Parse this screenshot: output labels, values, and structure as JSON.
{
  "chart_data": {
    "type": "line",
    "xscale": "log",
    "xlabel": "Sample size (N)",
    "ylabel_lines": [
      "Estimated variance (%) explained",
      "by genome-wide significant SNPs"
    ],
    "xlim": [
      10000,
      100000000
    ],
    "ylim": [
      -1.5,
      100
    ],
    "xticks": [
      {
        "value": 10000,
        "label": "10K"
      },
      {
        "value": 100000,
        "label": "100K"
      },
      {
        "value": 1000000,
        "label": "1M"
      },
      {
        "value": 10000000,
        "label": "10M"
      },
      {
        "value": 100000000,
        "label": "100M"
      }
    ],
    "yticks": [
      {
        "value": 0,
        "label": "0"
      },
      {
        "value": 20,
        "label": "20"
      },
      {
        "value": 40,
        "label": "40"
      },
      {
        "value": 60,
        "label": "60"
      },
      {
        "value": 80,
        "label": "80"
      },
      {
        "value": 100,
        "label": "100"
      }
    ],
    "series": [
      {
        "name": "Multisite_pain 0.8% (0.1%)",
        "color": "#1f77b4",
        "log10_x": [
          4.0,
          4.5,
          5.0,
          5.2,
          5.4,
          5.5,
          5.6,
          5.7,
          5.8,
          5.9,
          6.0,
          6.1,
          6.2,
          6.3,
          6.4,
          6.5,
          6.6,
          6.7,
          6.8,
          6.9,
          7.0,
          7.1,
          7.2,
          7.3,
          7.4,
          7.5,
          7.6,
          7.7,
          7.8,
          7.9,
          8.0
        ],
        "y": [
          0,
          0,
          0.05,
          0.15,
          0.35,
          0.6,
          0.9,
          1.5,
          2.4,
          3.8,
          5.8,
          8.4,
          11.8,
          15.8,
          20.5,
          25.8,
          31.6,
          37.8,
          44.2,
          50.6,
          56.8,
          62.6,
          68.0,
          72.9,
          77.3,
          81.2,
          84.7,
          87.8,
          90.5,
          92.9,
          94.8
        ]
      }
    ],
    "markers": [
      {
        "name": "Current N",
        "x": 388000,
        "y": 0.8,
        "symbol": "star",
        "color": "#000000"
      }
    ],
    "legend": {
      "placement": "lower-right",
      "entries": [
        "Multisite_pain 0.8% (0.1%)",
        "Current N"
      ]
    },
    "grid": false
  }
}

————

THE PROBLEM: Copy all lines from the entries that contain the word "name".

COMPLETED EXERCISE:
        "name": "Multisite_pain 0.8% (0.1%)",
        "name": "Current N",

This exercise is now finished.